• **Problem statement**:
Copy all lines below containing "this".

#####

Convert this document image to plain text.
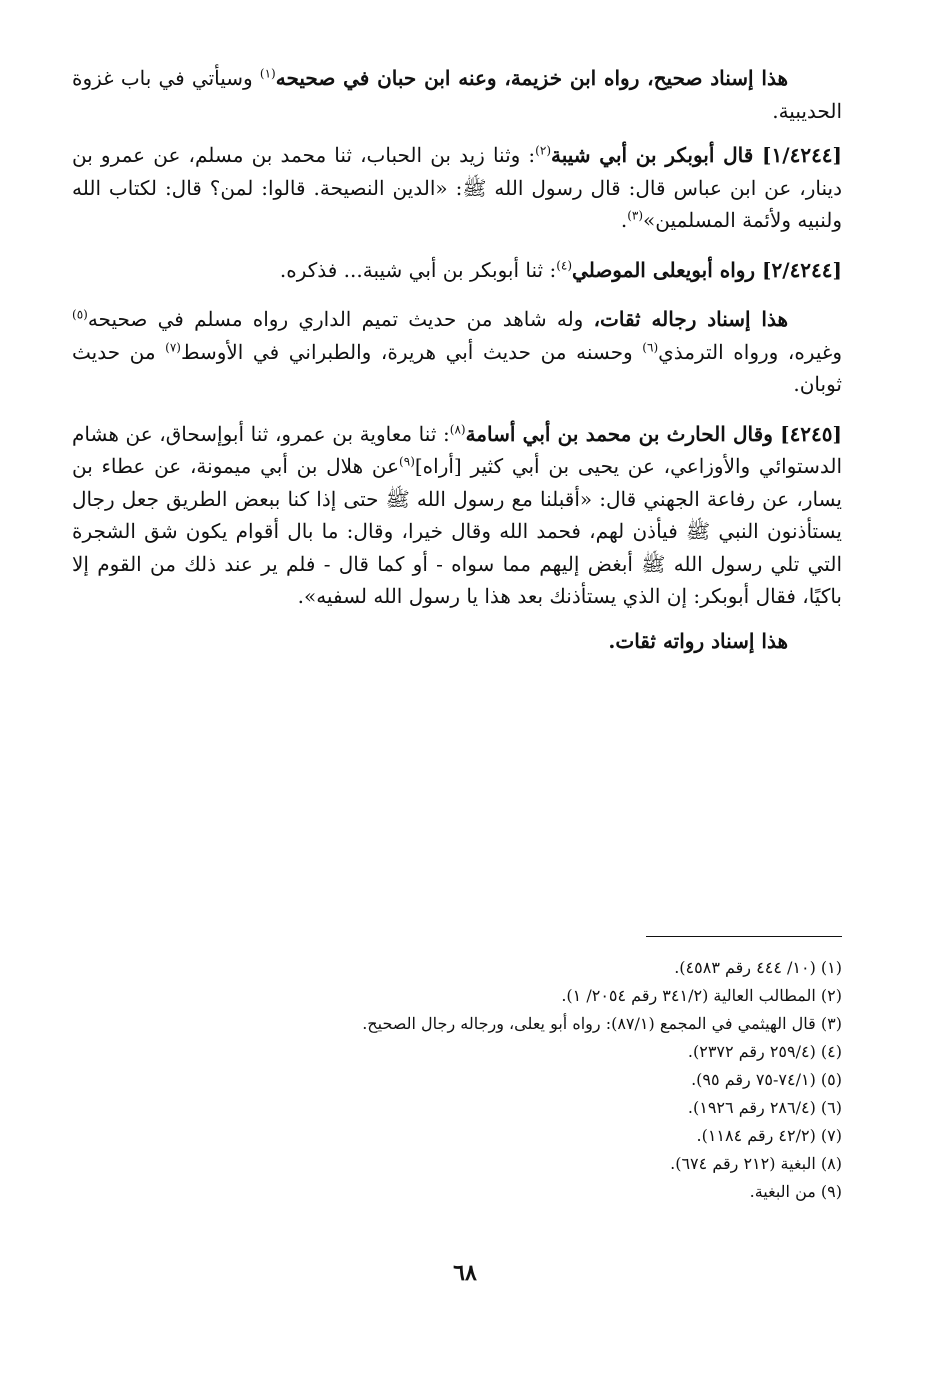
هذا إسناد صحيح، رواه ابن خزيمة، وعنه ابن حبان في صحيحه$^{(١)}$ وسيأتي في باب غزوة الحديبية.

[١/٤٢٤٤] قال أبوبكر بن أبي شيبة$^{(٢)}$: وثنا زيد بن الحباب، ثنا محمد بن مسلم، عن عمرو بن دينار، عن ابن عباس قال: قال رسول الله ﷺ: «الدين النصيحة. قالوا: لمن؟ قال: لكتاب الله ولنبيه ولأئمة المسلمين»$^{(٣)}$.

[٢/٤٢٤٤] رواه أبويعلى الموصلي$^{(٤)}$: ثنا أبوبكر بن أبي شيبة... فذكره.

هذا إسناد رجاله ثقات، وله شاهد من حديث تميم الداري رواه مسلم في صحيحه$^{(٥)}$ وغيره، ورواه الترمذي$^{(٦)}$ وحسنه من حديث أبي هريرة، والطبراني في الأوسط$^{(٧)}$ من حديث ثوبان.

[٤٢٤٥] وقال الحارث بن محمد بن أبي أسامة$^{(٨)}$: ثنا معاوية بن عمرو، ثنا أبوإسحاق، عن هشام الدستوائي والأوزاعي، عن يحيى بن أبي كثير [أراه]$^{(٩)}$عن هلال بن أبي ميمونة، عن عطاء بن يسار، عن رفاعة الجهني قال: «أقبلنا مع رسول الله ﷺ حتى إذا كنا ببعض الطريق جعل رجال يستأذنون النبي ﷺ فيأذن لهم، فحمد الله وقال خيرا، وقال: ما بال أقوام يكون شق الشجرة التي تلي رسول الله ﷺ أبغض إليهم مما سواه - أو كما قال - فلم ير عند ذلك من القوم إلا باكيًا، فقال أبوبكر: إن الذي يستأذنك بعد هذا يا رسول الله لسفيه».

هذا إسناد رواته ثقات.

(١) (١٠/ ٤٤٤ رقم ٤٥٨٣).
(٢) المطالب العالية (٣٤١/٢ رقم ٢٠٥٤/ ١).
(٣) قال الهيثمي في المجمع (٨٧/١): رواه أبو يعلى، ورجاله رجال الصحيح.
(٤) (٢٥٩/٤ رقم ٢٣٧٢).
(٥) (٧٤/١-٧٥ رقم ٩٥).
(٦) (٢٨٦/٤ رقم ١٩٢٦).
(٧) (٤٢/٢ رقم ١١٨٤).
(٨) البغية (٢١٢ رقم ٦٧٤).
(٩) من البغية.
٦٨
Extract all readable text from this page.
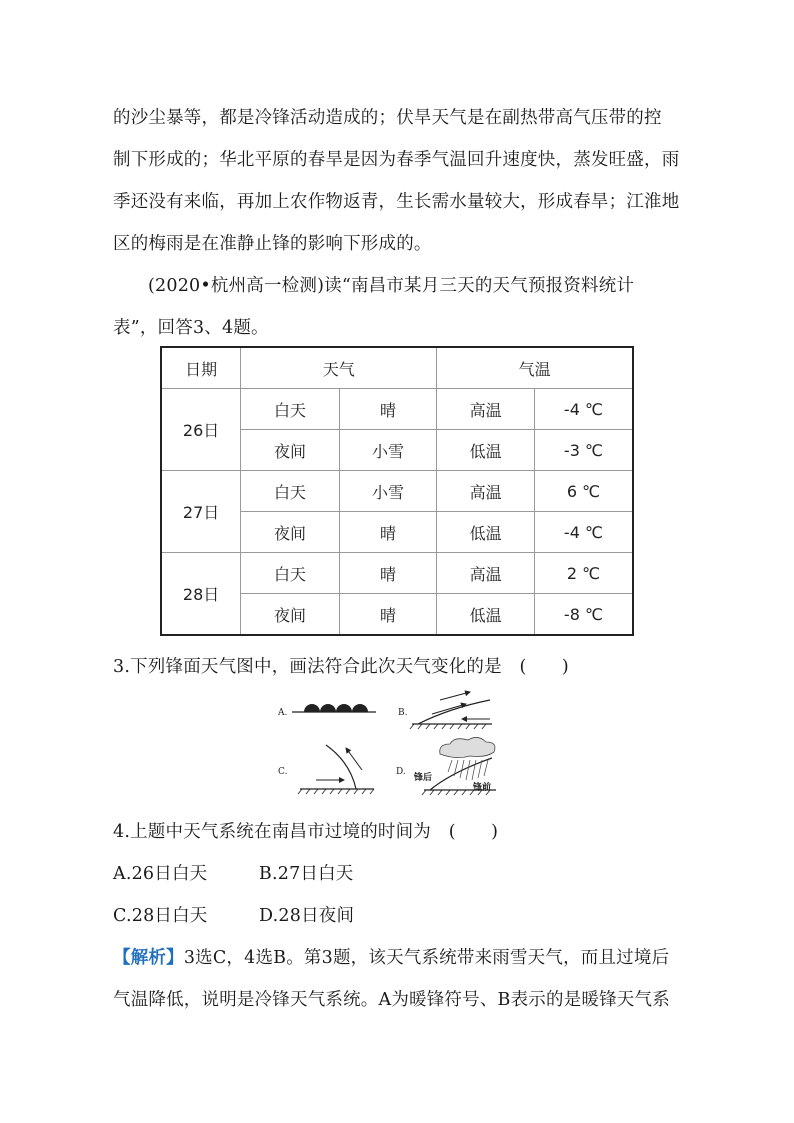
的沙尘暴等，都是冷锋活动造成的；伏旱天气是在副热带高气压带的控
制下形成的；华北平原的春旱是因为春季气温回升速度快，蒸发旺盛，雨
季还没有来临，再加上农作物返青，生长需水量较大，形成春旱；江淮地
区的梅雨是在准静止锋的影响下形成的。
(2020•杭州高一检测)读“南昌市某月三天的天气预报资料统计
表”，回答3、4题。
日期	天气		气温	
26日	白天	晴	高温	-4 ℃
	夜间	小雪	低温	-3 ℃
27日	白天	小雪	高温	6 ℃
	夜间	晴	低温	-4 ℃
28日	白天	晴	高温	2 ℃
	夜间	晴	低温	-8 ℃
3.下列锋面天气图中，画法符合此次天气变化的是　(　　)
A.	B.
C.	D.
锋后
锋前
4.上题中天气系统在南昌市过境的时间为　(　　)
A.26日白天	B.27日白天
C.28日白天	D.28日夜间
【解析】3选C，4选B。第3题，该天气系统带来雨雪天气，而且过境后
气温降低，说明是冷锋天气系统。A为暖锋符号、B表示的是暖锋天气系
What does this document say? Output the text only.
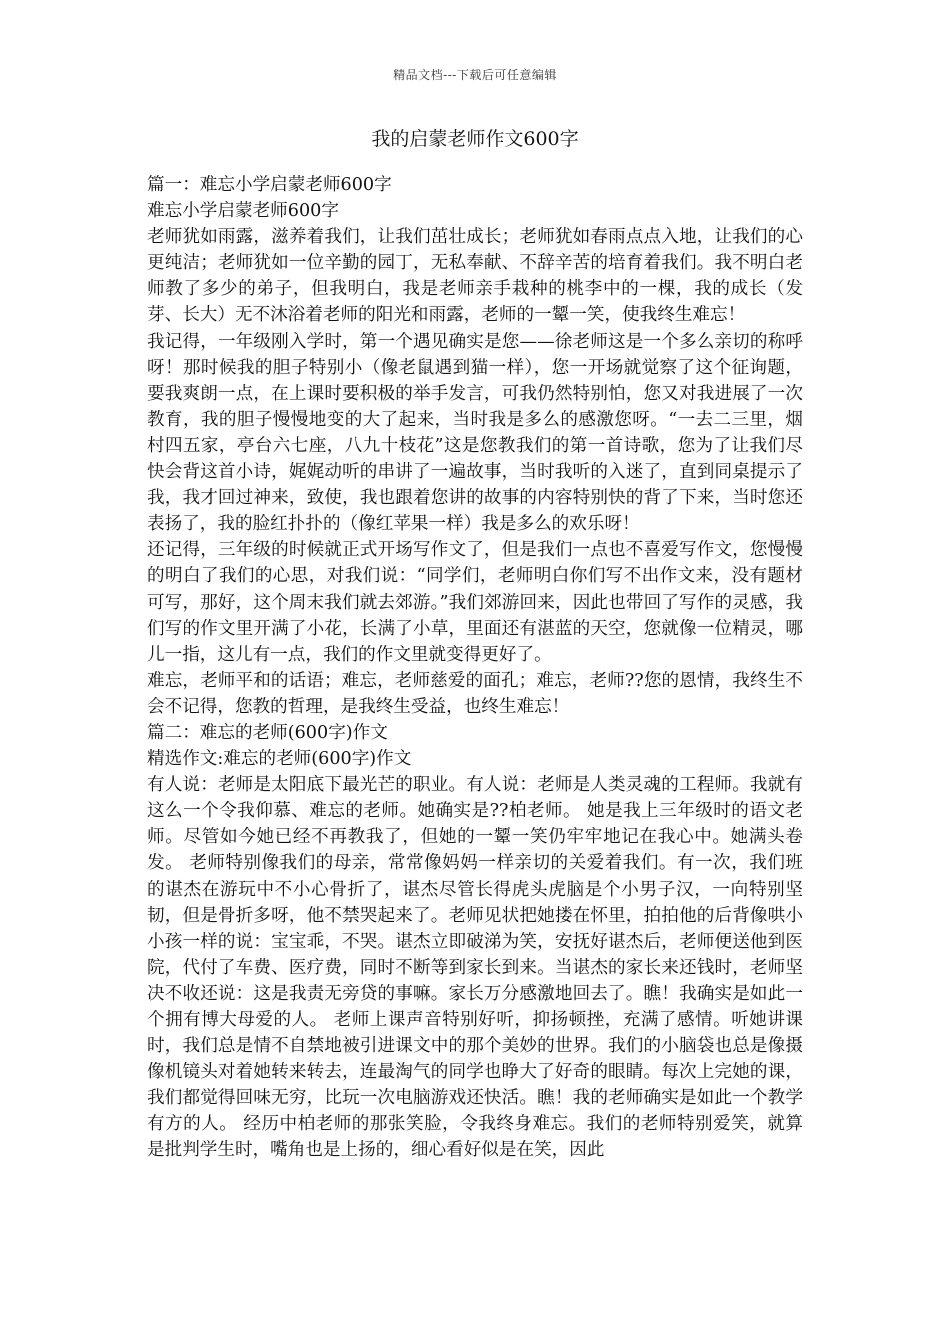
精品文档---下载后可任意编辑
我的启蒙老师作文600字

篇一：难忘小学启蒙老师600字

难忘小学启蒙老师600字

老师犹如雨露，滋养着我们，让我们茁壮成长；老师犹如春雨点点入地，让我们的心更纯洁；老师犹如一位辛勤的园丁，无私奉献、不辞辛苦的培育着我们。我不明白老师教了多少的弟子，但我明白，我是老师亲手栽种的桃李中的一棵，我的成长（发芽、长大）无不沐浴着老师的阳光和雨露，老师的一颦一笑，使我终生难忘！

我记得，一年级刚入学时，第一个遇见确实是您——徐老师这是一个多么亲切的称呼呀！那时候我的胆子特别小（像老鼠遇到猫一样），您一开场就觉察了这个征询题，要我爽朗一点，在上课时要积极的举手发言，可我仍然特别怕，您又对我进展了一次教育，我的胆子慢慢地变的大了起来，当时我是多么的感激您呀。“一去二三里，烟村四五家，亭台六七座，八九十枝花”这是您教我们的第一首诗歌，您为了让我们尽快会背这首小诗，娓娓动听的串讲了一遍故事，当时我听的入迷了，直到同桌提示了我，我才回过神来，致使，我也跟着您讲的故事的内容特别快的背了下来，当时您还表扬了，我的脸红扑扑的（像红苹果一样）我是多么的欢乐呀！

还记得，三年级的时候就正式开场写作文了，但是我们一点也不喜爱写作文，您慢慢的明白了我们的心思，对我们说：“同学们，老师明白你们写不出作文来，没有题材可写，那好，这个周末我们就去郊游。”我们郊游回来，因此也带回了写作的灵感，我们写的作文里开满了小花，长满了小草，里面还有湛蓝的天空，您就像一位精灵，哪儿一指，这儿有一点，我们的作文里就变得更好了。

难忘，老师平和的话语；难忘，老师慈爱的面孔；难忘，老师??您的恩情，我终生不会不记得，您教的哲理，是我终生受益，也终生难忘！

篇二：难忘的老师(600字)作文

精选作文:难忘的老师(600字)作文

有人说：老师是太阳底下最光芒的职业。有人说：老师是人类灵魂的工程师。我就有这么一个令我仰慕、难忘的老师。她确实是??柏老师。 她是我上三年级时的语文老师。尽管如今她已经不再教我了，但她的一颦一笑仍牢牢地记在我心中。她满头卷发。 老师特别像我们的母亲，常常像妈妈一样亲切的关爱着我们。有一次，我们班的谌杰在游玩中不小心骨折了，谌杰尽管长得虎头虎脑是个小男子汉，一向特别坚韧，但是骨折多呀，他不禁哭起来了。老师见状把她搂在怀里，拍拍他的后背像哄小小孩一样的说：宝宝乖，不哭。谌杰立即破涕为笑，安抚好谌杰后，老师便送他到医院，代付了车费、医疗费，同时不断等到家长到来。当谌杰的家长来还钱时，老师坚决不收还说：这是我责无旁贷的事嘛。家长万分感激地回去了。瞧！我确实是如此一个拥有博大母爱的人。 老师上课声音特别好听，抑扬顿挫，充满了感情。听她讲课时，我们总是情不自禁地被引进课文中的那个美妙的世界。我们的小脑袋也总是像摄像机镜头对着她转来转去，连最淘气的同学也睁大了好奇的眼睛。每次上完她的课，我们都觉得回味无穷，比玩一次电脑游戏还快活。瞧！我的老师确实是如此一个教学有方的人。 经历中柏老师的那张笑脸，令我终身难忘。我们的老师特别爱笑，就算是批判学生时，嘴角也是上扬的，细心看好似是在笑，因此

#####

• **The answer**:
Convert this document image to plain text.
Extract all readable text from this page.
What does this document say? Output the text only.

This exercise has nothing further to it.